◆ **WHAT THE TASK REQUIRES**
Transcribe exactly the lines from the one containing "What's the underlying" through the end of the data, both included. Leave out pictures.

====== ROWS ======

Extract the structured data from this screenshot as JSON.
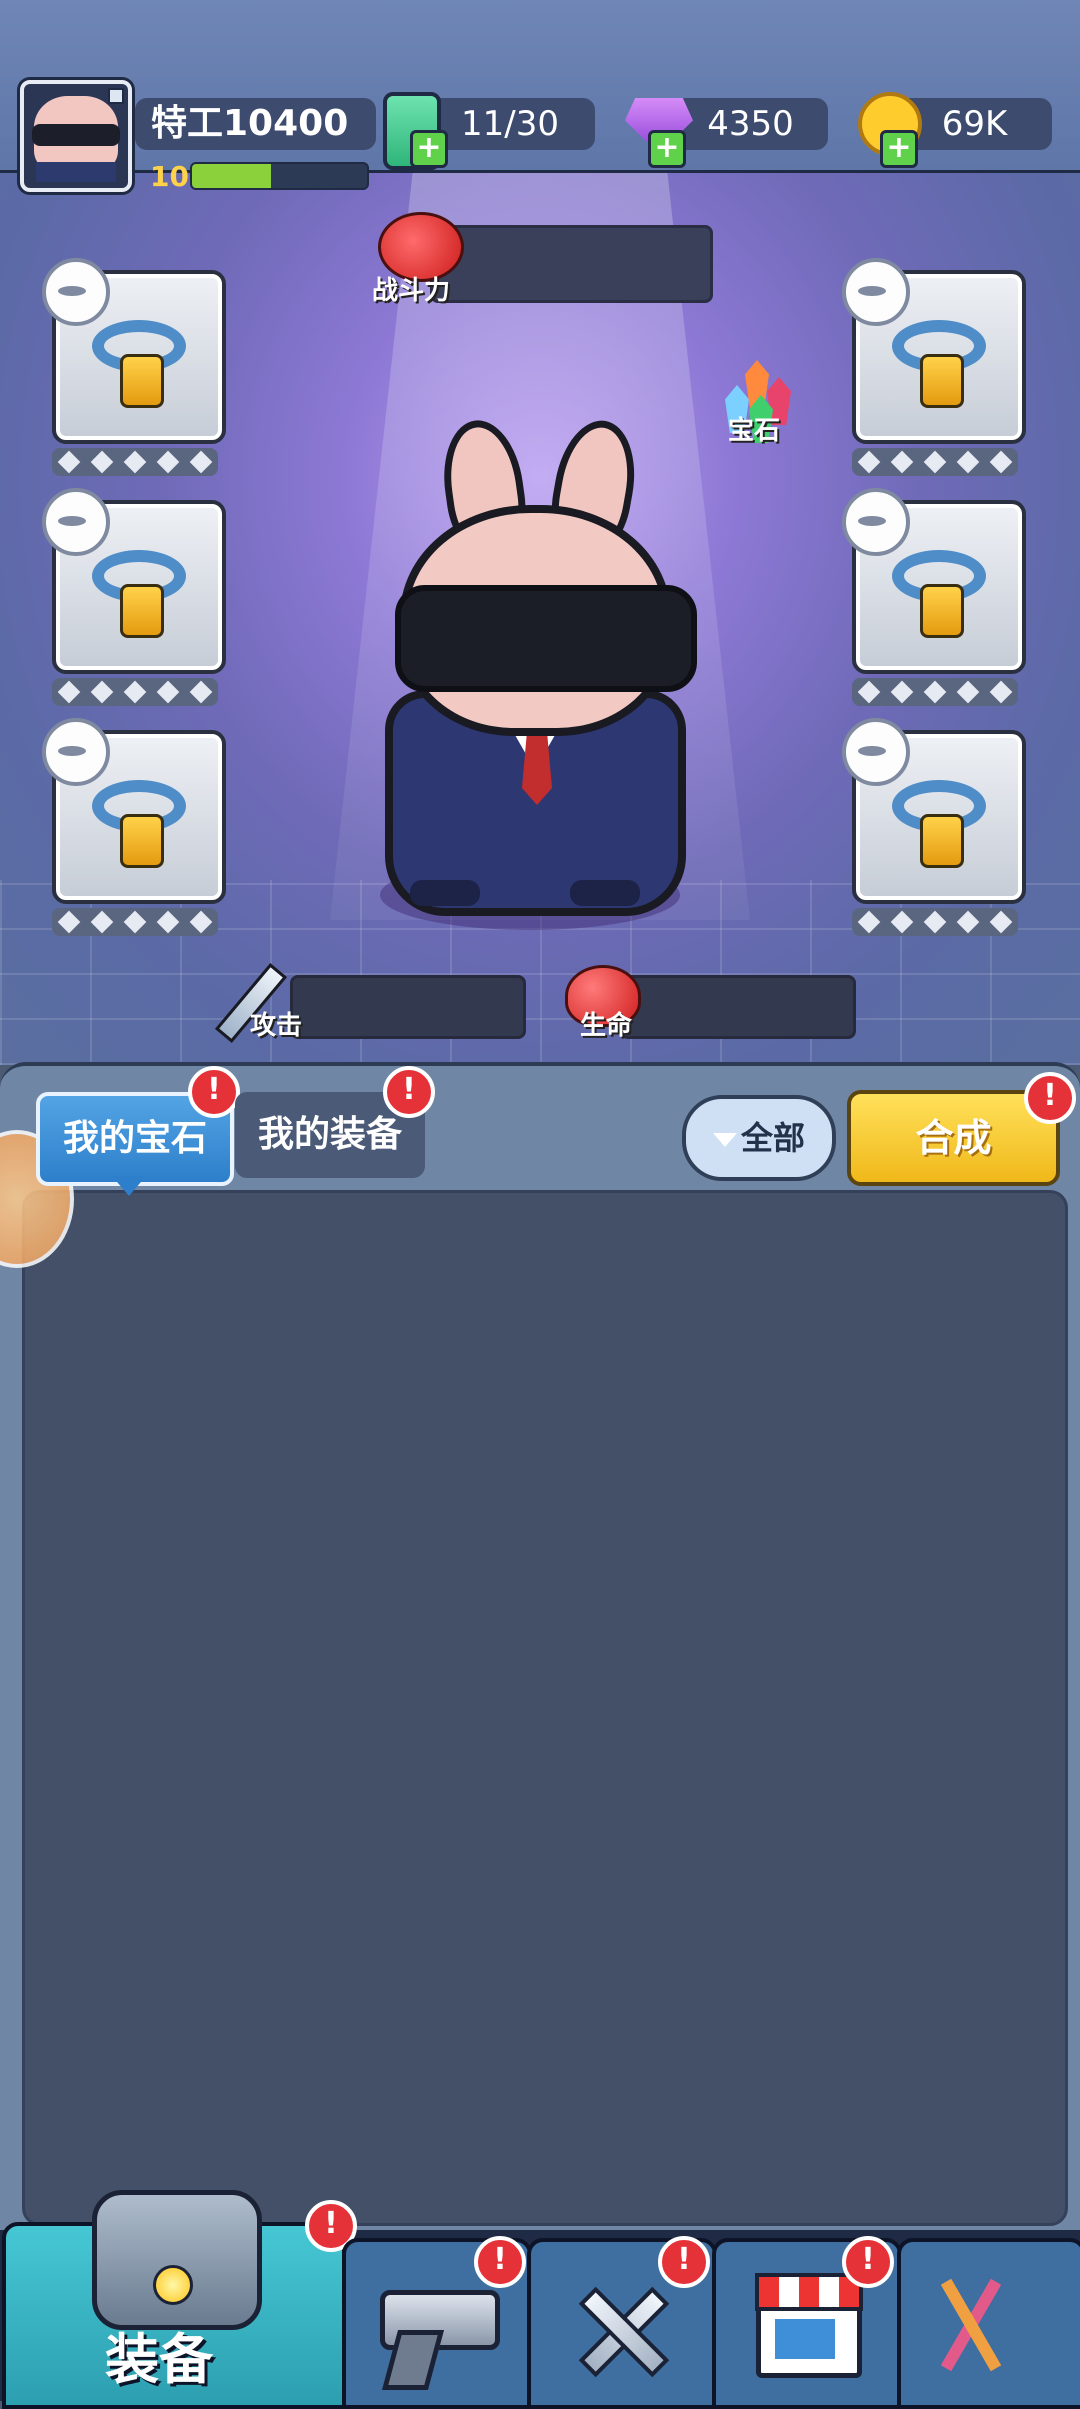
{
  "header": {
    "player_name": "特工10400",
    "level": "10",
    "xp_fraction": 0.45,
    "energy": "11/30",
    "gems": "4350",
    "coins": "69K"
  },
  "hero": {
    "power_label": "战斗力",
    "gem_button_label": "宝石",
    "attack_label": "攻击",
    "life_label": "生命"
  },
  "slots_left": [
    {
      "stars": 5
    },
    {
      "stars": 5
    },
    {
      "stars": 5
    }
  ],
  "slots_right": [
    {
      "stars": 5
    },
    {
      "stars": 5
    },
    {
      "stars": 5
    }
  ],
  "panel": {
    "tab_my_gems": "我的宝石",
    "tab_my_equipment": "我的装备",
    "filter_label": "全部",
    "merge_label": "合成"
  },
  "badges": {
    "alert": "!"
  },
  "nav": {
    "equipment_label": "装备"
  },
  "colors": {
    "accent_blue": "#2d7fcb",
    "merge_yellow": "#f0b81a",
    "badge_red": "#e53138",
    "xp_green": "#8ad13c"
  },
  "icons": [
    "battery-icon",
    "gem-icon",
    "coin-icon",
    "power-fist-icon",
    "gem-cluster-icon",
    "ring-icon",
    "hat-icon",
    "sword-icon",
    "heart-icon",
    "chest-icon",
    "gun-icon",
    "crossed-swords-icon",
    "shop-icon",
    "dna-icon"
  ]
}
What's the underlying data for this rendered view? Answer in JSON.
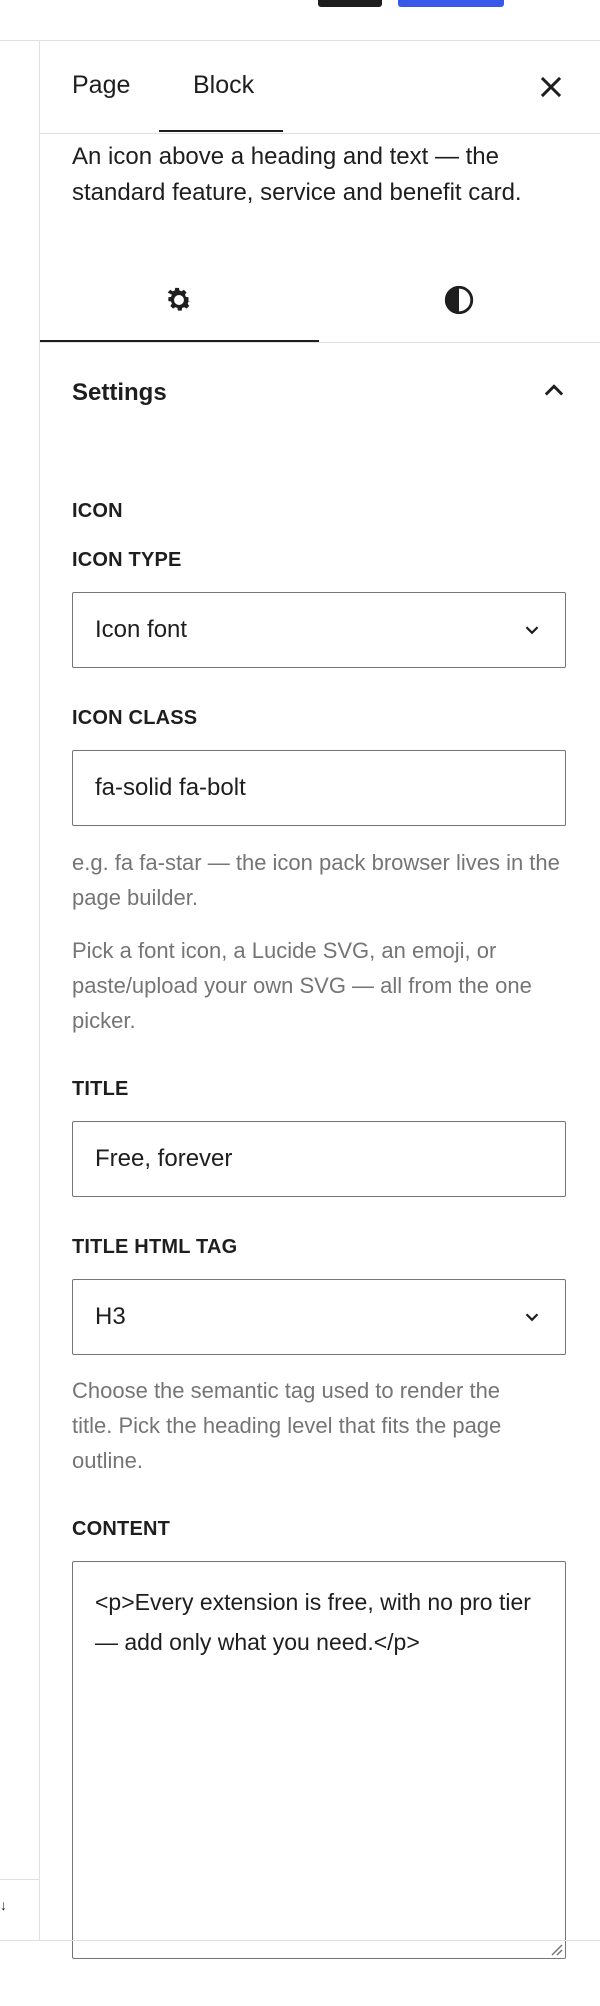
{
  "sidebar": {
    "tabs": [
      {
        "label": "Page"
      },
      {
        "label": "Block"
      }
    ],
    "description": "An icon above a heading and text — the standard feature, service and benefit card."
  },
  "panel": {
    "title": "Settings",
    "section_label": "ICON",
    "icon_type": {
      "label": "ICON TYPE",
      "value": "Icon font"
    },
    "icon_class": {
      "label": "ICON CLASS",
      "value": "fa-solid fa-bolt"
    },
    "icon_help_1": "e.g. fa fa-star — the icon pack browser lives in the page builder.",
    "icon_help_2": "Pick a font icon, a Lucide SVG, an emoji, or paste/upload your own SVG — all from the one picker.",
    "title_field": {
      "label": "TITLE",
      "value": "Free, forever"
    },
    "title_tag": {
      "label": "TITLE HTML TAG",
      "value": "H3"
    },
    "title_tag_help": "Choose the semantic tag used to render the title. Pick the heading level that fits the page outline.",
    "content": {
      "label": "CONTENT",
      "value": "<p>Every extension is free, with no pro tier — add only what you need.</p>"
    }
  }
}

======

◆ **RESPONSE BELOW**
What's the underlying data for this rendered view? Answer in JSON.
{
  "sidebar": {
    "tabs": [
      {
        "label": "Page"
      },
      {
        "label": "Block"
      }
    ],
    "description": "An icon above a heading and text — the standard feature, service and benefit card."
  },
  "panel": {
    "title": "Settings",
    "section_label": "ICON",
    "icon_type": {
      "label": "ICON TYPE",
      "value": "Icon font"
    },
    "icon_class": {
      "label": "ICON CLASS",
      "value": "fa-solid fa-bolt"
    },
    "icon_help_1": "e.g. fa fa-star — the icon pack browser lives in the page builder.",
    "icon_help_2": "Pick a font icon, a Lucide SVG, an emoji, or paste/upload your own SVG — all from the one picker.",
    "title_field": {
      "label": "TITLE",
      "value": "Free, forever"
    },
    "title_tag": {
      "label": "TITLE HTML TAG",
      "value": "H3"
    },
    "title_tag_help": "Choose the semantic tag used to render the title. Pick the heading level that fits the page outline.",
    "content": {
      "label": "CONTENT",
      "value": "<p>Every extension is free, with no pro tier — add only what you need.</p>"
    }
  }
}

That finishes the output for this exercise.